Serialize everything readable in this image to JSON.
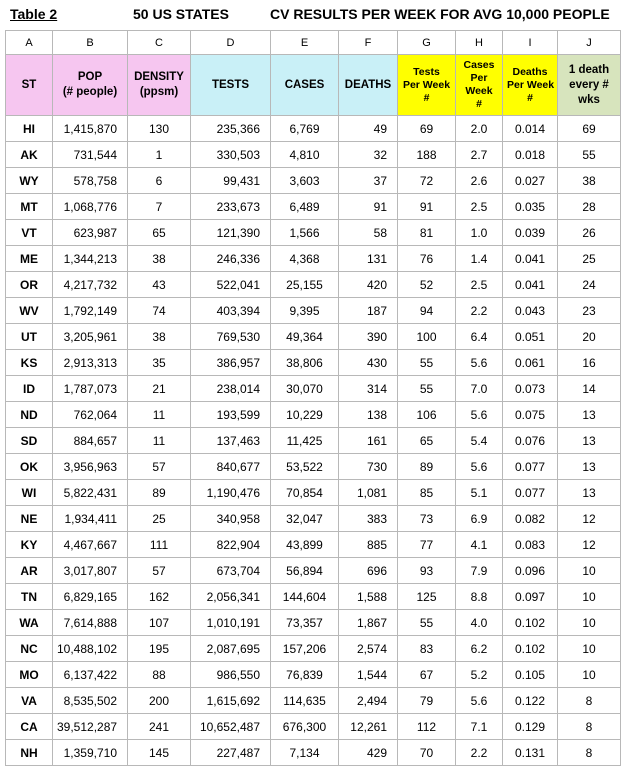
{
  "title": {
    "label": "Table 2",
    "subtitle": "50 US STATES",
    "heading": "CV RESULTS PER WEEK FOR AVG 10,000 PEOPLE"
  },
  "table": {
    "column_letters": [
      "A",
      "B",
      "C",
      "D",
      "E",
      "F",
      "G",
      "H",
      "I",
      "J"
    ],
    "headers": [
      [
        "ST"
      ],
      [
        "POP",
        "(# people)"
      ],
      [
        "DENSITY",
        "(ppsm)"
      ],
      [
        "TESTS"
      ],
      [
        "CASES"
      ],
      [
        "DEATHS"
      ],
      [
        "Tests",
        "Per Week",
        "#"
      ],
      [
        "Cases",
        "Per",
        "Week",
        "#"
      ],
      [
        "Deaths",
        "Per Week",
        "#"
      ],
      [
        "1 death",
        "every #",
        "wks"
      ]
    ],
    "rows": [
      [
        "HI",
        "1,415,870",
        "130",
        "235,366",
        "6,769",
        "49",
        "69",
        "2.0",
        "0.014",
        "69"
      ],
      [
        "AK",
        "731,544",
        "1",
        "330,503",
        "4,810",
        "32",
        "188",
        "2.7",
        "0.018",
        "55"
      ],
      [
        "WY",
        "578,758",
        "6",
        "99,431",
        "3,603",
        "37",
        "72",
        "2.6",
        "0.027",
        "38"
      ],
      [
        "MT",
        "1,068,776",
        "7",
        "233,673",
        "6,489",
        "91",
        "91",
        "2.5",
        "0.035",
        "28"
      ],
      [
        "VT",
        "623,987",
        "65",
        "121,390",
        "1,566",
        "58",
        "81",
        "1.0",
        "0.039",
        "26"
      ],
      [
        "ME",
        "1,344,213",
        "38",
        "246,336",
        "4,368",
        "131",
        "76",
        "1.4",
        "0.041",
        "25"
      ],
      [
        "OR",
        "4,217,732",
        "43",
        "522,041",
        "25,155",
        "420",
        "52",
        "2.5",
        "0.041",
        "24"
      ],
      [
        "WV",
        "1,792,149",
        "74",
        "403,394",
        "9,395",
        "187",
        "94",
        "2.2",
        "0.043",
        "23"
      ],
      [
        "UT",
        "3,205,961",
        "38",
        "769,530",
        "49,364",
        "390",
        "100",
        "6.4",
        "0.051",
        "20"
      ],
      [
        "KS",
        "2,913,313",
        "35",
        "386,957",
        "38,806",
        "430",
        "55",
        "5.6",
        "0.061",
        "16"
      ],
      [
        "ID",
        "1,787,073",
        "21",
        "238,014",
        "30,070",
        "314",
        "55",
        "7.0",
        "0.073",
        "14"
      ],
      [
        "ND",
        "762,064",
        "11",
        "193,599",
        "10,229",
        "138",
        "106",
        "5.6",
        "0.075",
        "13"
      ],
      [
        "SD",
        "884,657",
        "11",
        "137,463",
        "11,425",
        "161",
        "65",
        "5.4",
        "0.076",
        "13"
      ],
      [
        "OK",
        "3,956,963",
        "57",
        "840,677",
        "53,522",
        "730",
        "89",
        "5.6",
        "0.077",
        "13"
      ],
      [
        "WI",
        "5,822,431",
        "89",
        "1,190,476",
        "70,854",
        "1,081",
        "85",
        "5.1",
        "0.077",
        "13"
      ],
      [
        "NE",
        "1,934,411",
        "25",
        "340,958",
        "32,047",
        "383",
        "73",
        "6.9",
        "0.082",
        "12"
      ],
      [
        "KY",
        "4,467,667",
        "111",
        "822,904",
        "43,899",
        "885",
        "77",
        "4.1",
        "0.083",
        "12"
      ],
      [
        "AR",
        "3,017,807",
        "57",
        "673,704",
        "56,894",
        "696",
        "93",
        "7.9",
        "0.096",
        "10"
      ],
      [
        "TN",
        "6,829,165",
        "162",
        "2,056,341",
        "144,604",
        "1,588",
        "125",
        "8.8",
        "0.097",
        "10"
      ],
      [
        "WA",
        "7,614,888",
        "107",
        "1,010,191",
        "73,357",
        "1,867",
        "55",
        "4.0",
        "0.102",
        "10"
      ],
      [
        "NC",
        "10,488,102",
        "195",
        "2,087,695",
        "157,206",
        "2,574",
        "83",
        "6.2",
        "0.102",
        "10"
      ],
      [
        "MO",
        "6,137,422",
        "88",
        "986,550",
        "76,839",
        "1,544",
        "67",
        "5.2",
        "0.105",
        "10"
      ],
      [
        "VA",
        "8,535,502",
        "200",
        "1,615,692",
        "114,635",
        "2,494",
        "79",
        "5.6",
        "0.122",
        "8"
      ],
      [
        "CA",
        "39,512,287",
        "241",
        "10,652,487",
        "676,300",
        "12,261",
        "112",
        "7.1",
        "0.129",
        "8"
      ],
      [
        "NH",
        "1,359,710",
        "145",
        "227,487",
        "7,134",
        "429",
        "70",
        "2.2",
        "0.131",
        "8"
      ]
    ]
  }
}
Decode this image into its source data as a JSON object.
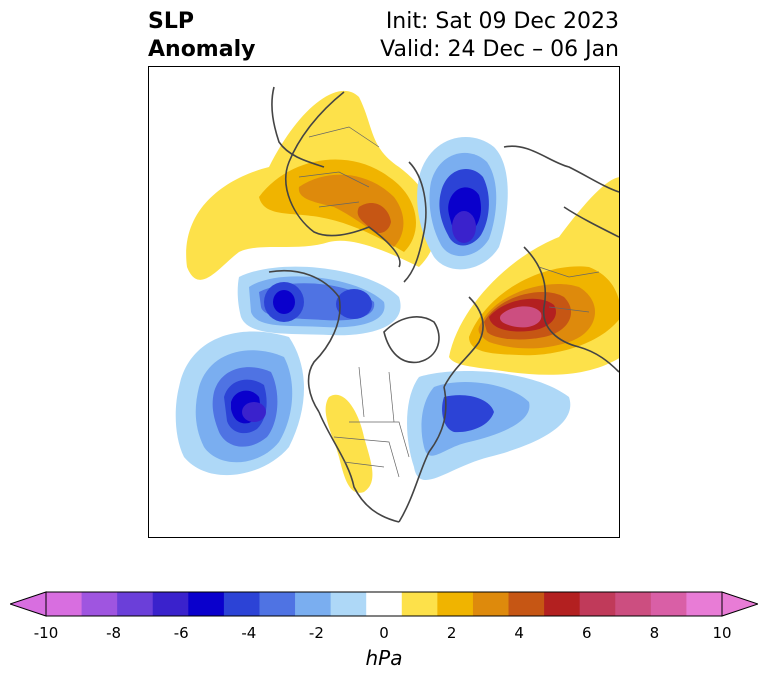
{
  "title": {
    "left_line1": "SLP",
    "left_line2": "Anomaly",
    "right_line1": "Init: Sat 09 Dec 2023",
    "right_line2": "Valid: 24 Dec – 06 Jan"
  },
  "colorbar": {
    "unit": "hPa",
    "ticks": [
      "-10",
      "-8",
      "-6",
      "-4",
      "-2",
      "0",
      "2",
      "4",
      "6",
      "8",
      "10"
    ],
    "colors": [
      "#d86ee0",
      "#9f55e0",
      "#6b3fd9",
      "#3a22cc",
      "#0a00cc",
      "#2c43d6",
      "#4f73e3",
      "#7aaef0",
      "#aed8f7",
      "#ffffff",
      "#fde14a",
      "#f0b400",
      "#de8a0c",
      "#c65614",
      "#b32020",
      "#c03a5a",
      "#cc4e80",
      "#d95fa6",
      "#e87cd6"
    ],
    "extend_low_color": "#d86ee0",
    "extend_high_color": "#e87cd6"
  }
}
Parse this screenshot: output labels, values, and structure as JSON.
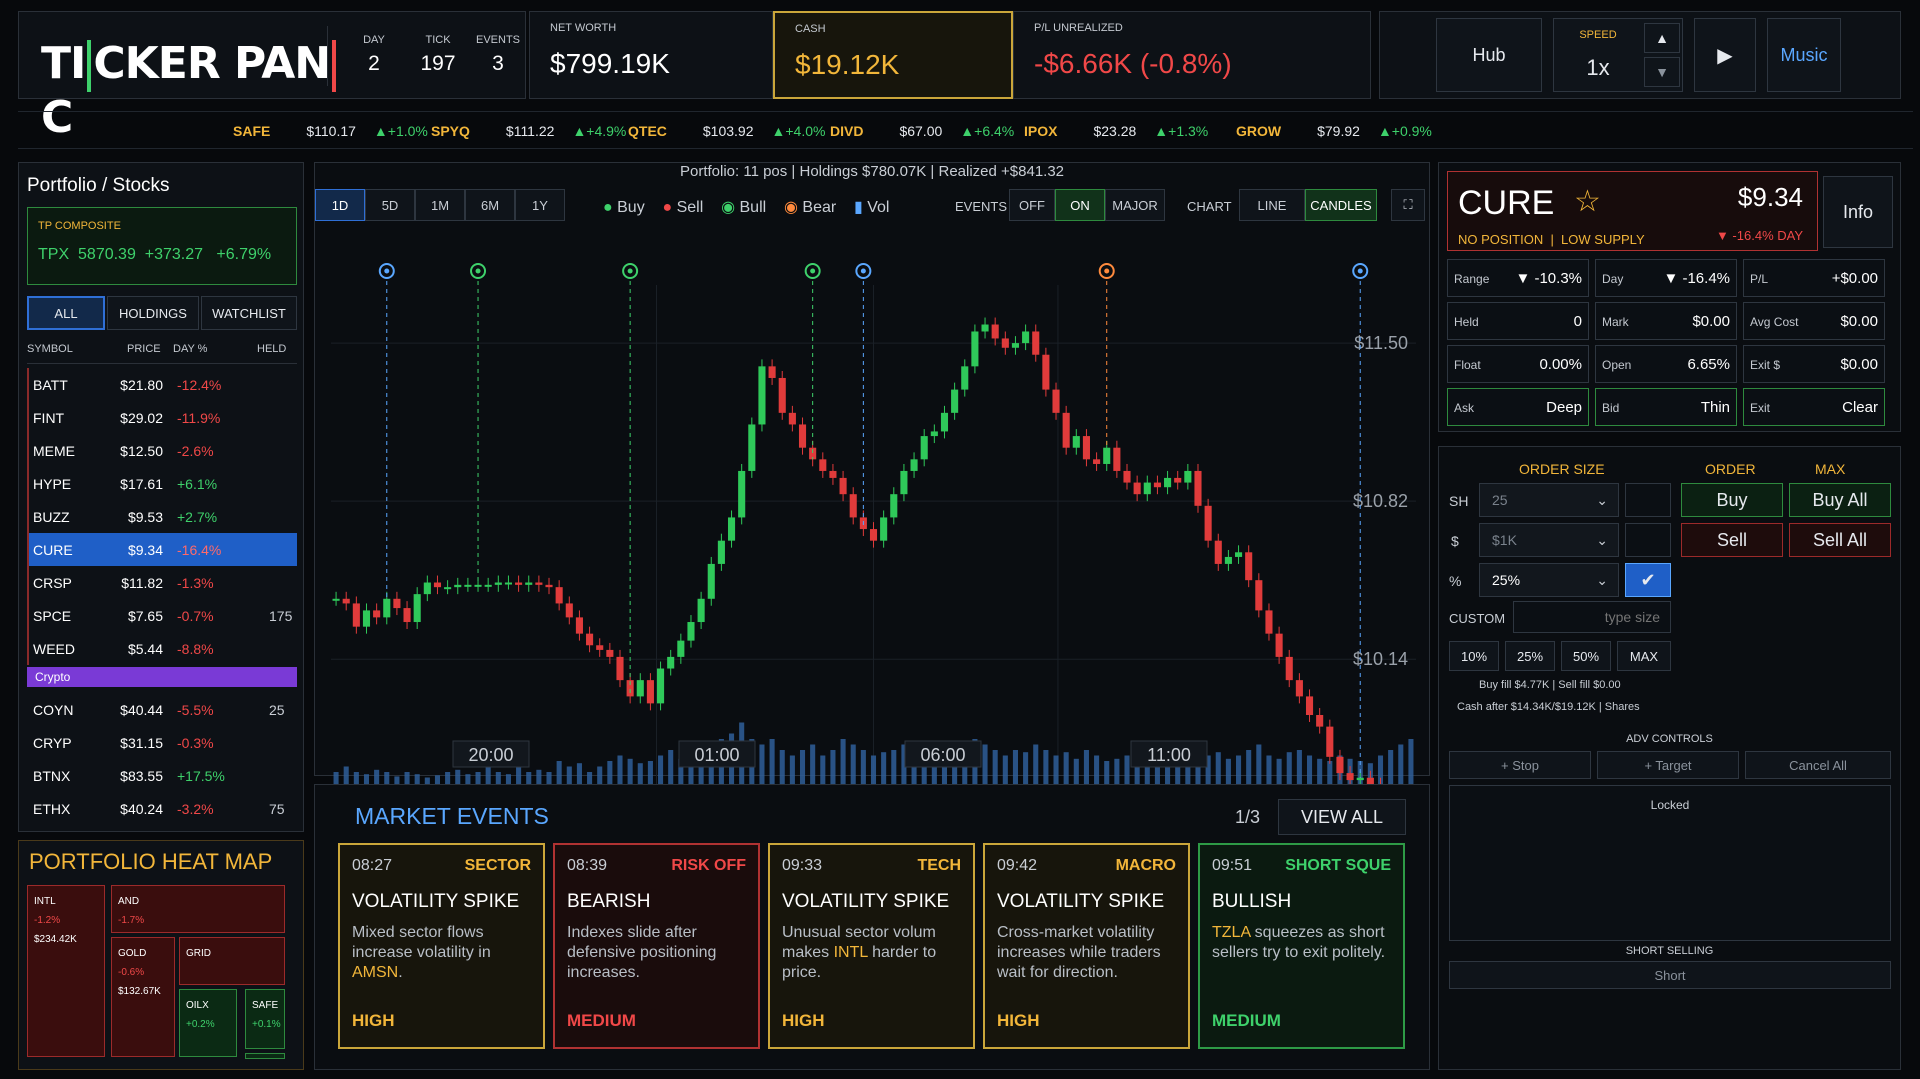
{
  "header": {
    "logo": "TICKER PANIC",
    "day_label": "DAY",
    "day": "2",
    "tick_label": "TICK",
    "tick": "197",
    "events_label": "EVENTS",
    "events": "3",
    "net_worth_label": "NET WORTH",
    "net_worth": "$799.19K",
    "cash_label": "CASH",
    "cash": "$19.12K",
    "pl_label": "P/L UNREALIZED",
    "pl": "-$6.66K (-0.8%)",
    "hub": "Hub",
    "speed_label": "SPEED",
    "speed": "1x",
    "speed_up": "▲",
    "speed_down": "▼",
    "play": "▶",
    "music": "Music"
  },
  "ticker": [
    {
      "sym": "SAFE",
      "price": "$110.17",
      "chg": "▲+1.0%"
    },
    {
      "sym": "SPYQ",
      "price": "$111.22",
      "chg": "▲+4.9%"
    },
    {
      "sym": "QTEC",
      "price": "$103.92",
      "chg": "▲+4.0%"
    },
    {
      "sym": "DIVD",
      "price": "$67.00",
      "chg": "▲+6.4%"
    },
    {
      "sym": "IPOX",
      "price": "$23.28",
      "chg": "▲+1.3%"
    },
    {
      "sym": "GROW",
      "price": "$79.92",
      "chg": "▲+0.9%"
    }
  ],
  "sidebar": {
    "title": "Portfolio / Stocks",
    "composite_label": "TP COMPOSITE",
    "composite_sym": "TPX",
    "composite_val": "5870.39",
    "composite_chg": "+373.27",
    "composite_pct": "+6.79%",
    "tabs": [
      "ALL",
      "HOLDINGS",
      "WATCHLIST"
    ],
    "cols": [
      "SYMBOL",
      "PRICE",
      "DAY %",
      "HELD"
    ],
    "stocks": [
      {
        "sym": "BATT",
        "price": "$21.80",
        "day": "-12.4%",
        "held": ""
      },
      {
        "sym": "FINT",
        "price": "$29.02",
        "day": "-11.9%",
        "held": ""
      },
      {
        "sym": "MEME",
        "price": "$12.50",
        "day": "-2.6%",
        "held": ""
      },
      {
        "sym": "HYPE",
        "price": "$17.61",
        "day": "+6.1%",
        "held": ""
      },
      {
        "sym": "BUZZ",
        "price": "$9.53",
        "day": "+2.7%",
        "held": ""
      },
      {
        "sym": "CURE",
        "price": "$9.34",
        "day": "-16.4%",
        "held": ""
      },
      {
        "sym": "CRSP",
        "price": "$11.82",
        "day": "-1.3%",
        "held": ""
      },
      {
        "sym": "SPCE",
        "price": "$7.65",
        "day": "-0.7%",
        "held": "175"
      },
      {
        "sym": "WEED",
        "price": "$5.44",
        "day": "-8.8%",
        "held": ""
      }
    ],
    "crypto_label": "Crypto",
    "crypto": [
      {
        "sym": "COYN",
        "price": "$40.44",
        "day": "-5.5%",
        "held": "25"
      },
      {
        "sym": "CRYP",
        "price": "$31.15",
        "day": "-0.3%",
        "held": ""
      },
      {
        "sym": "BTNX",
        "price": "$83.55",
        "day": "+17.5%",
        "held": ""
      },
      {
        "sym": "ETHX",
        "price": "$40.24",
        "day": "-3.2%",
        "held": "75"
      }
    ]
  },
  "heatmap": {
    "title": "PORTFOLIO HEAT MAP",
    "tiles": [
      {
        "name": "INTL",
        "pct": "-1.2%",
        "val": "$234.42K"
      },
      {
        "name": "AND",
        "pct": "-1.7%",
        "val": ""
      },
      {
        "name": "GOLD",
        "pct": "-0.6%",
        "val": "$132.67K"
      },
      {
        "name": "GRID",
        "pct": "",
        "val": ""
      },
      {
        "name": "OILX",
        "pct": "+0.2%",
        "val": ""
      },
      {
        "name": "SAFE",
        "pct": "+0.1%",
        "val": ""
      }
    ]
  },
  "chart": {
    "summary": "Portfolio: 11 pos | Holdings $780.07K | Realized +$841.32",
    "ranges": [
      "1D",
      "5D",
      "1M",
      "6M",
      "1Y"
    ],
    "legend": {
      "buy": "Buy",
      "sell": "Sell",
      "bull": "Bull",
      "bear": "Bear",
      "vol": "Vol"
    },
    "events_label": "EVENTS",
    "events_opts": [
      "OFF",
      "ON",
      "MAJOR"
    ],
    "chart_label": "CHART",
    "chart_opts": [
      "LINE",
      "CANDLES"
    ],
    "expand": "⛶",
    "price_label": "$9.34"
  },
  "chart_data": {
    "type": "candlestick",
    "ylim": [
      9.9,
      11.75
    ],
    "yticks": [
      "$11.50",
      "$10.82",
      "$10.14"
    ],
    "ytick_values": [
      11.5,
      10.82,
      10.14
    ],
    "xticks": [
      "20:00",
      "01:00",
      "06:00",
      "11:00"
    ],
    "closes": [
      10.4,
      10.38,
      10.28,
      10.35,
      10.32,
      10.4,
      10.36,
      10.3,
      10.42,
      10.47,
      10.45,
      10.45,
      10.46,
      10.46,
      10.46,
      10.46,
      10.47,
      10.47,
      10.46,
      10.47,
      10.46,
      10.45,
      10.38,
      10.32,
      10.25,
      10.2,
      10.18,
      10.15,
      10.05,
      9.98,
      10.05,
      9.95,
      10.1,
      10.15,
      10.22,
      10.3,
      10.4,
      10.55,
      10.65,
      10.75,
      10.95,
      11.15,
      11.4,
      11.35,
      11.2,
      11.15,
      11.05,
      11.0,
      10.95,
      10.92,
      10.85,
      10.75,
      10.7,
      10.65,
      10.75,
      10.85,
      10.95,
      11.0,
      11.1,
      11.12,
      11.2,
      11.3,
      11.4,
      11.55,
      11.58,
      11.52,
      11.48,
      11.5,
      11.55,
      11.45,
      11.3,
      11.2,
      11.05,
      11.1,
      11.0,
      10.98,
      11.05,
      10.95,
      10.9,
      10.85,
      10.9,
      10.88,
      10.92,
      10.9,
      10.95,
      10.8,
      10.65,
      10.55,
      10.58,
      10.6,
      10.48,
      10.35,
      10.25,
      10.15,
      10.05,
      9.98,
      9.9,
      9.85,
      9.72,
      9.65,
      9.62,
      9.63,
      9.6,
      9.55,
      9.52,
      9.5,
      9.34
    ],
    "volumes": [
      0.3,
      0.35,
      0.3,
      0.28,
      0.32,
      0.3,
      0.26,
      0.3,
      0.28,
      0.25,
      0.27,
      0.3,
      0.32,
      0.28,
      0.3,
      0.35,
      0.3,
      0.28,
      0.35,
      0.3,
      0.32,
      0.3,
      0.4,
      0.35,
      0.38,
      0.3,
      0.35,
      0.4,
      0.45,
      0.42,
      0.38,
      0.4,
      0.45,
      0.5,
      0.42,
      0.45,
      0.55,
      0.5,
      0.6,
      0.65,
      0.75,
      0.6,
      0.55,
      0.6,
      0.5,
      0.45,
      0.5,
      0.55,
      0.45,
      0.5,
      0.6,
      0.55,
      0.5,
      0.45,
      0.48,
      0.5,
      0.55,
      0.5,
      0.45,
      0.5,
      0.55,
      0.48,
      0.5,
      0.6,
      0.55,
      0.5,
      0.45,
      0.5,
      0.48,
      0.55,
      0.5,
      0.45,
      0.48,
      0.42,
      0.5,
      0.45,
      0.4,
      0.42,
      0.45,
      0.4,
      0.38,
      0.42,
      0.45,
      0.4,
      0.38,
      0.42,
      0.45,
      0.48,
      0.42,
      0.45,
      0.5,
      0.55,
      0.45,
      0.42,
      0.48,
      0.5,
      0.45,
      0.42,
      0.4,
      0.45,
      0.42,
      0.4,
      0.38,
      0.45,
      0.5,
      0.55,
      0.6
    ],
    "event_markers": [
      {
        "i": 5,
        "type": "bull"
      },
      {
        "i": 14,
        "type": "buy"
      },
      {
        "i": 29,
        "type": "buy"
      },
      {
        "i": 47,
        "type": "buy"
      },
      {
        "i": 52,
        "type": "bull"
      },
      {
        "i": 76,
        "type": "bear"
      },
      {
        "i": 101,
        "type": "bull"
      }
    ]
  },
  "cure": {
    "sym": "CURE",
    "star": "☆",
    "price": "$9.34",
    "status": "NO POSITION  |  LOW SUPPLY",
    "day": "▼ -16.4% DAY",
    "info": "Info",
    "cells": [
      {
        "k": "Range",
        "v": "▼ -10.3%",
        "c": "r"
      },
      {
        "k": "Day",
        "v": "▼ -16.4%",
        "c": "r"
      },
      {
        "k": "P/L",
        "v": "+$0.00",
        "c": "w"
      },
      {
        "k": "Held",
        "v": "0",
        "c": "w"
      },
      {
        "k": "Mark",
        "v": "$0.00",
        "c": "w"
      },
      {
        "k": "Avg Cost",
        "v": "$0.00",
        "c": "w"
      },
      {
        "k": "Float",
        "v": "0.00%",
        "c": "w"
      },
      {
        "k": "Open",
        "v": "6.65%",
        "c": "y"
      },
      {
        "k": "Exit $",
        "v": "$0.00",
        "c": "w"
      },
      {
        "k": "Ask",
        "v": "Deep",
        "c": "g"
      },
      {
        "k": "Bid",
        "v": "Thin",
        "c": "y"
      },
      {
        "k": "Exit",
        "v": "Clear",
        "c": "g"
      }
    ]
  },
  "order": {
    "size_label": "ORDER SIZE",
    "order_label": "ORDER",
    "max_label": "MAX",
    "sh": "SH",
    "sh_val": "25",
    "usd": "$",
    "usd_val": "$1K",
    "pct": "%",
    "pct_val": "25%",
    "buy": "Buy",
    "buy_all": "Buy All",
    "sell": "Sell",
    "sell_all": "Sell All",
    "custom": "CUSTOM",
    "custom_ph": "type size",
    "quick": [
      "10%",
      "25%",
      "50%",
      "MAX"
    ],
    "fill": "Buy fill $4.77K | Sell fill $0.00",
    "cash_after": "Cash after $14.34K/$19.12K | Shares",
    "adv": "ADV CONTROLS",
    "stop": "+ Stop",
    "target": "+ Target",
    "cancel_all": "Cancel All",
    "locked": "Locked",
    "short_label": "SHORT SELLING",
    "short": "Short"
  },
  "events": {
    "title": "MARKET EVENTS",
    "page": "1/3",
    "view_all": "VIEW ALL",
    "cards": [
      {
        "time": "08:27",
        "cat": "SECTOR",
        "head": "VOLATILITY SPIKE",
        "desc": "Mixed sector flows increase volatility in ",
        "ticker": "AMSN",
        "tail": ".",
        "level": "HIGH",
        "color": "#caa63a",
        "cc": "#f2b63a"
      },
      {
        "time": "08:39",
        "cat": "RISK OFF",
        "head": "BEARISH",
        "desc": "Indexes slide after defensive positioning increases.",
        "ticker": "",
        "tail": "",
        "level": "MEDIUM",
        "color": "#b03232",
        "cc": "#f04848"
      },
      {
        "time": "09:33",
        "cat": "TECH",
        "head": "VOLATILITY SPIKE",
        "desc": "Unusual sector volum makes ",
        "ticker": "INTL",
        "tail": " harder to price.",
        "level": "HIGH",
        "color": "#caa63a",
        "cc": "#f2b63a"
      },
      {
        "time": "09:42",
        "cat": "MACRO",
        "head": "VOLATILITY SPIKE",
        "desc": "Cross-market volatility increases while traders wait for direction.",
        "ticker": "",
        "tail": "",
        "level": "HIGH",
        "color": "#caa63a",
        "cc": "#f2b63a"
      },
      {
        "time": "09:51",
        "cat": "SHORT SQUE",
        "head": "BULLISH",
        "desc": "",
        "ticker": "TZLA",
        "tail": " squeezes as short sellers try to exit politely.",
        "level": "MEDIUM",
        "color": "#2e9a46",
        "cc": "#3ed16b"
      }
    ]
  }
}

☆ ☆ ☆

Challenge:
Copy each line that holds the word "increases".

Final answer:
        "desc": "Indexes slide after defensive positioning increases.",
        "desc": "Cross-market volatility increases while traders wait for direction.",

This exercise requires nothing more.